EXERCISE DETAILS: Give back the line where "Transcribe this image's" appears and all the lines after it until the listing ends, unchanged and with nothing else.

* BEGIN RECORDS SHOWN *

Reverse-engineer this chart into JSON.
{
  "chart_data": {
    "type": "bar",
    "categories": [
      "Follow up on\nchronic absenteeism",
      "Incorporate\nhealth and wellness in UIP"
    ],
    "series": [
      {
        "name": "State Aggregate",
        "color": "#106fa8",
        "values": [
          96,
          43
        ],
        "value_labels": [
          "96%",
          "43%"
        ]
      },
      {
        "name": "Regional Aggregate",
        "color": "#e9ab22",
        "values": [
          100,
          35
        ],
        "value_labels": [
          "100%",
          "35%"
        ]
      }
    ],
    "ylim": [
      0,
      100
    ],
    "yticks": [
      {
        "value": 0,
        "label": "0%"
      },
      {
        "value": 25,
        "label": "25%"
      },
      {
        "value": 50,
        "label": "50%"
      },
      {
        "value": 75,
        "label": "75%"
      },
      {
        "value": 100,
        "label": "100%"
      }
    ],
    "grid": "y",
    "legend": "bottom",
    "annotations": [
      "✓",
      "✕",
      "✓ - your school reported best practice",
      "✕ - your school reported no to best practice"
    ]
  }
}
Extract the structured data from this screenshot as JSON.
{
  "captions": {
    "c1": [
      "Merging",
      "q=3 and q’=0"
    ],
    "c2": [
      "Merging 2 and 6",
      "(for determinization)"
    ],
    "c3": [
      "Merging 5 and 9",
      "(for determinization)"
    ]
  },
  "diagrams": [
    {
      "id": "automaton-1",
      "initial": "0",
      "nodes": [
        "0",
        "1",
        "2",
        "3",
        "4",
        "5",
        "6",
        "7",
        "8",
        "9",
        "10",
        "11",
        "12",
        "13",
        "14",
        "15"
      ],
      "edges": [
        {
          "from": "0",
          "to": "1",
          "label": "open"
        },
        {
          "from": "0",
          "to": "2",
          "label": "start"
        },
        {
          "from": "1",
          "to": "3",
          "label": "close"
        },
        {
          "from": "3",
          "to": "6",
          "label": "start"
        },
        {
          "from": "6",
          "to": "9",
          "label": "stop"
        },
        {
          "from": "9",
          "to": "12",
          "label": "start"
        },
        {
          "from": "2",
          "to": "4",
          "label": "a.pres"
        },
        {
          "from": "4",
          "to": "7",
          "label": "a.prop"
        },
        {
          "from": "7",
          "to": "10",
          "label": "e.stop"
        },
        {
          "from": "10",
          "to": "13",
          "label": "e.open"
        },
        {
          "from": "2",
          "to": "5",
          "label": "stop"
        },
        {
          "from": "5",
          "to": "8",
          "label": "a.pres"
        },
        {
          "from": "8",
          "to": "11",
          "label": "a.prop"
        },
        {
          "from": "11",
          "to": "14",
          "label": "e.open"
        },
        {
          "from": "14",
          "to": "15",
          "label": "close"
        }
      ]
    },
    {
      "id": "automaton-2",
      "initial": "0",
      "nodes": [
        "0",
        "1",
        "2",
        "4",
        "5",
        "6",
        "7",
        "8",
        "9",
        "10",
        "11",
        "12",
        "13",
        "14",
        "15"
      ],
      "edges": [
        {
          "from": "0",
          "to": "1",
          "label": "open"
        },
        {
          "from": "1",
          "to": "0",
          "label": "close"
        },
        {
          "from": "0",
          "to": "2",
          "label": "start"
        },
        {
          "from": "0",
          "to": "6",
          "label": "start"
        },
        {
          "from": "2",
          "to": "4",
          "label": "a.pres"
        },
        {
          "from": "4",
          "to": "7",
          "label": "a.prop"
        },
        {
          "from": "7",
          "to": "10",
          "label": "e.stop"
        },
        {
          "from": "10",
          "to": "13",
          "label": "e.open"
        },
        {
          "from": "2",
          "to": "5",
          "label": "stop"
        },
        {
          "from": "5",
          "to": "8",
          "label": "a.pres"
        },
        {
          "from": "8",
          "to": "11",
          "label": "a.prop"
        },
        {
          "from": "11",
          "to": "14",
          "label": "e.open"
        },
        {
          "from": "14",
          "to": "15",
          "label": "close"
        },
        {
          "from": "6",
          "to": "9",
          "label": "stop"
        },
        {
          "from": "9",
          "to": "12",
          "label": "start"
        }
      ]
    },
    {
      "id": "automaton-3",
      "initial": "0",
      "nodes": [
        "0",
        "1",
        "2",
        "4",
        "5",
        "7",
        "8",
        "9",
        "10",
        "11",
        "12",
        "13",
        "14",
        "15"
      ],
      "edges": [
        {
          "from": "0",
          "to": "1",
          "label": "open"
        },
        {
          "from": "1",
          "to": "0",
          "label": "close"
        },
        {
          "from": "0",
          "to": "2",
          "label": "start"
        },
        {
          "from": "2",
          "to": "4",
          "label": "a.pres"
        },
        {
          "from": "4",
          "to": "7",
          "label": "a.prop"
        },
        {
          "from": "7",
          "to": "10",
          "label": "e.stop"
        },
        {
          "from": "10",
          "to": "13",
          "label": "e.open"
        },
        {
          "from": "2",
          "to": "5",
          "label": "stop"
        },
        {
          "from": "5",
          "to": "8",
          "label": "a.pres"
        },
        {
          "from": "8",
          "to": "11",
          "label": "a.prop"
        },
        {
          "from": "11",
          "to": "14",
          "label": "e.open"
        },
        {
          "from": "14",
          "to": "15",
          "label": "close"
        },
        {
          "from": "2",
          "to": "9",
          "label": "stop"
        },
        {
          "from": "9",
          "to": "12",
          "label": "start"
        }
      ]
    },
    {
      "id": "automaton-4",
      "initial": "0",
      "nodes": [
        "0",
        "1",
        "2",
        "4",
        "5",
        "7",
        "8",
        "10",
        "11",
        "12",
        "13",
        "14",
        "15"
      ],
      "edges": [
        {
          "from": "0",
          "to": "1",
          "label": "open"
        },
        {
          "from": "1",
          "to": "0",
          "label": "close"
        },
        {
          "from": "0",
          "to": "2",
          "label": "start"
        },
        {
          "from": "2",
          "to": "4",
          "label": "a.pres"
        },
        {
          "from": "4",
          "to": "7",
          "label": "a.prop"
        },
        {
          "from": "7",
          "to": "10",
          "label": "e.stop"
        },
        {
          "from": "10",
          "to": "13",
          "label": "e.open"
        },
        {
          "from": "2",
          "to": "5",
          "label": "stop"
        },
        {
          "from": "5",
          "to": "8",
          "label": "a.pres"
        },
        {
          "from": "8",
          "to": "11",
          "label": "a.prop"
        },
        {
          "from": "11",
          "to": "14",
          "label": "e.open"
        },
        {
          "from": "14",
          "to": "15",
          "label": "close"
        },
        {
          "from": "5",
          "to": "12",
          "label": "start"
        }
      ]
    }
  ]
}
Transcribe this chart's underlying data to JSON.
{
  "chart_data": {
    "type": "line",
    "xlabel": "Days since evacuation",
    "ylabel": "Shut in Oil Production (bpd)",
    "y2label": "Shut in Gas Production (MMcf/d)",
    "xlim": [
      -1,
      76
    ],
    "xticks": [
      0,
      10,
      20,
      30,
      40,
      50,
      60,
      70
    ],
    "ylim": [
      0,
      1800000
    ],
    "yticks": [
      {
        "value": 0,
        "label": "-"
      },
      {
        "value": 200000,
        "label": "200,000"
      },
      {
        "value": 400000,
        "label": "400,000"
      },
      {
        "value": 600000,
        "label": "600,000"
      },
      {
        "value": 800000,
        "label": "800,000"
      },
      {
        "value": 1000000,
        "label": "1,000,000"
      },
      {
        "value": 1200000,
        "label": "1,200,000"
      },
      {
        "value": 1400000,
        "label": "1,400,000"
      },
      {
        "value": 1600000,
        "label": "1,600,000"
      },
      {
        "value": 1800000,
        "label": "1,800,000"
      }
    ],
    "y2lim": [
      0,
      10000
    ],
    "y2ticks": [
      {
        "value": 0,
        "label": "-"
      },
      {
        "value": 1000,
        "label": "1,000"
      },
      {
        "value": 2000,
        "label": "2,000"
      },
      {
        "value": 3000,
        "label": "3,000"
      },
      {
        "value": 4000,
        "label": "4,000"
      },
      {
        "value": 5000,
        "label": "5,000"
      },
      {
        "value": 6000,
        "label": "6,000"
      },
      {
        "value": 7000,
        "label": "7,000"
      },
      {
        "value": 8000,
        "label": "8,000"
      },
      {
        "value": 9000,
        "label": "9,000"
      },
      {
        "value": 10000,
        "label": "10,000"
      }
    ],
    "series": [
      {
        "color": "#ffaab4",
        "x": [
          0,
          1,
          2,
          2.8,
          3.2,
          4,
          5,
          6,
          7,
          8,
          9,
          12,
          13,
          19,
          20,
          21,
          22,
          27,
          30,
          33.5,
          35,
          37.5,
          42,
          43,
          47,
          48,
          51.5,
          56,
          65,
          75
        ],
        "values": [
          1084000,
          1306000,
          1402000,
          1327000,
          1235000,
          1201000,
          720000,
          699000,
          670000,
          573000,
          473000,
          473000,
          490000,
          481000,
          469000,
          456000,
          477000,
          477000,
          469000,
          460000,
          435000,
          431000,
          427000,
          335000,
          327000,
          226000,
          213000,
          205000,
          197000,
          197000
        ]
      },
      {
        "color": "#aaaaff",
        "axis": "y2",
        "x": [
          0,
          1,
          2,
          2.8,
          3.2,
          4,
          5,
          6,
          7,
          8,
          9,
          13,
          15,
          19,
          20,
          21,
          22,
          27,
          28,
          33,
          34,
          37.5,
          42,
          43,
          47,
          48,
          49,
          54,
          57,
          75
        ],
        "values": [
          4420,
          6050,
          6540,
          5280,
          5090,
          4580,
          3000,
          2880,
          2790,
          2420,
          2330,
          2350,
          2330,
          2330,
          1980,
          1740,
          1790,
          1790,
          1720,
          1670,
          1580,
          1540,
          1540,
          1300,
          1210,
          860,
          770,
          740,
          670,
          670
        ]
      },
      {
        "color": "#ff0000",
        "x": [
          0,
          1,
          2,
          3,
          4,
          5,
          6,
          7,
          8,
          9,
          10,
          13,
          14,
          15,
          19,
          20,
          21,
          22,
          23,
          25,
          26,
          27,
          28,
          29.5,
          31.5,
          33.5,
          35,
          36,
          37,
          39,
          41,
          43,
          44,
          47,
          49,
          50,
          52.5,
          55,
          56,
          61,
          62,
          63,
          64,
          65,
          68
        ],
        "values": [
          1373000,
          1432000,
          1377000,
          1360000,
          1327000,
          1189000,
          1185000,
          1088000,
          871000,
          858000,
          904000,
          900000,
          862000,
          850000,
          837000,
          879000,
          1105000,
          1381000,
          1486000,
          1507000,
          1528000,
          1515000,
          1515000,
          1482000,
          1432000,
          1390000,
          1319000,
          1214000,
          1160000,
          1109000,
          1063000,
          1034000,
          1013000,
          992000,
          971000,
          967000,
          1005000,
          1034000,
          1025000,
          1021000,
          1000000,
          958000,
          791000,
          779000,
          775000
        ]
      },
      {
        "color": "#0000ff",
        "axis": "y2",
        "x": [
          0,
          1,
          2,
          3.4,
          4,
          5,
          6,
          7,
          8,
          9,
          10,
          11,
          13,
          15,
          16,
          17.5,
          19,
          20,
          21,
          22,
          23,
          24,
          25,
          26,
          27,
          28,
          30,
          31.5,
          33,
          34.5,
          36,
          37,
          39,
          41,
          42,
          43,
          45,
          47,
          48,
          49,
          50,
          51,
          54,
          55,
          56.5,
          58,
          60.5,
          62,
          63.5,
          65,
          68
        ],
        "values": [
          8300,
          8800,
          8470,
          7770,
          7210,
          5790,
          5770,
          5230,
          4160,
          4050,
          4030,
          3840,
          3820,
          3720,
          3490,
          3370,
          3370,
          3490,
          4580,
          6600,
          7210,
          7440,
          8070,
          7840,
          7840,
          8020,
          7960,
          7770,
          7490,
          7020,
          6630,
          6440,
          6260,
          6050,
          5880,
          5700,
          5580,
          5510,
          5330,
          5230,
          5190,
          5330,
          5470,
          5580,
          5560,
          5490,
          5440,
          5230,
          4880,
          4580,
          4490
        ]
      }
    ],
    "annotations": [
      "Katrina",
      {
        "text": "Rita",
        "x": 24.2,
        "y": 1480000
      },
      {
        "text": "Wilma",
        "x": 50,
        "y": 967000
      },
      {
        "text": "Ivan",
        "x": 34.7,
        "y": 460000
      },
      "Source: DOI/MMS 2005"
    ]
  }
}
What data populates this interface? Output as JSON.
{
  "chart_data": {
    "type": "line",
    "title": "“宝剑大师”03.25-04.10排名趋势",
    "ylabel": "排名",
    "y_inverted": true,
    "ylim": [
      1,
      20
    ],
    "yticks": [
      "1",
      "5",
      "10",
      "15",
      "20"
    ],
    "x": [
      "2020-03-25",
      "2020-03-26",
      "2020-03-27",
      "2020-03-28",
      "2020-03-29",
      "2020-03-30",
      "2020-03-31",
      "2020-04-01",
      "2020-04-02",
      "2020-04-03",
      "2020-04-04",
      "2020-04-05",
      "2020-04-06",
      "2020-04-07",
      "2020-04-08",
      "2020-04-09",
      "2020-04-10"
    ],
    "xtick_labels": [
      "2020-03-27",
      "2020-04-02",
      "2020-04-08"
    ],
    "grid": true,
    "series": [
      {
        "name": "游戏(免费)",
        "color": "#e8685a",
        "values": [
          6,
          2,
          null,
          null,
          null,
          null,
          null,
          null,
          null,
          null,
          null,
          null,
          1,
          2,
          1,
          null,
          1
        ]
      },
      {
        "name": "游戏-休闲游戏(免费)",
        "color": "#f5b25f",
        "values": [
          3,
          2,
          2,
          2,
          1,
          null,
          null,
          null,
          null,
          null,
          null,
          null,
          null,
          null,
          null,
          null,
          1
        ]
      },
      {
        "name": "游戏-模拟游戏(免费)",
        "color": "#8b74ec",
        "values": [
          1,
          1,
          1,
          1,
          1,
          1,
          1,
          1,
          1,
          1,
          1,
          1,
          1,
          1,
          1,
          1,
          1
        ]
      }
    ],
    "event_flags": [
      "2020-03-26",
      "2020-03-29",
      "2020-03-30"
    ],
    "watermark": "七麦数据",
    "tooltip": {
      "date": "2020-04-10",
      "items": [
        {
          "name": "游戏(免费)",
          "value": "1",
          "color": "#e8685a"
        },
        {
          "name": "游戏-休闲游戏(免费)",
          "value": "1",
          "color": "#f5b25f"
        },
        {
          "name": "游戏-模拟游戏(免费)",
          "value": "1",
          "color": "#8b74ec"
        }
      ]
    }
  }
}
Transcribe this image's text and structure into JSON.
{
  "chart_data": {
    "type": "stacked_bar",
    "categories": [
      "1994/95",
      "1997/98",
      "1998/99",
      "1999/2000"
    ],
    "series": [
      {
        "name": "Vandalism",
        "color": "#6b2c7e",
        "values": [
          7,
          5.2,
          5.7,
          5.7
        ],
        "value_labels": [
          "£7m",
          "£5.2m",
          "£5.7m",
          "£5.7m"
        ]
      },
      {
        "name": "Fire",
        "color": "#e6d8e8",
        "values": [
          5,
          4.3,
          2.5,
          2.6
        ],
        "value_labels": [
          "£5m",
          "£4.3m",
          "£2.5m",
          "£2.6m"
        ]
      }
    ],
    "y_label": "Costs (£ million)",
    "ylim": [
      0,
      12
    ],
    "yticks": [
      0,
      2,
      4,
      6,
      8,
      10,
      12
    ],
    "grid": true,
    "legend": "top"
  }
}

* END RECORDS SHOWN *

EXERCISE RESPONSE:
Transcribe this image's text and structure into JSON.
{
  "chart_data": {
    "type": "stacked_bar",
    "categories": [
      "1994/95",
      "1997/98",
      "1998/99",
      "1999/2000"
    ],
    "series": [
      {
        "name": "Vandalism",
        "color": "#6b2c7e",
        "values": [
          7,
          5.2,
          5.7,
          5.7
        ],
        "value_labels": [
          "£7m",
          "£5.2m",
          "£5.7m",
          "£5.7m"
        ]
      },
      {
        "name": "Fire",
        "color": "#e6d8e8",
        "values": [
          5,
          4.3,
          2.5,
          2.6
        ],
        "value_labels": [
          "£5m",
          "£4.3m",
          "£2.5m",
          "£2.6m"
        ]
      }
    ],
    "y_label": "Costs (£ million)",
    "ylim": [
      0,
      12
    ],
    "yticks": [
      0,
      2,
      4,
      6,
      8,
      10,
      12
    ],
    "grid": true,
    "legend": "top"
  }
}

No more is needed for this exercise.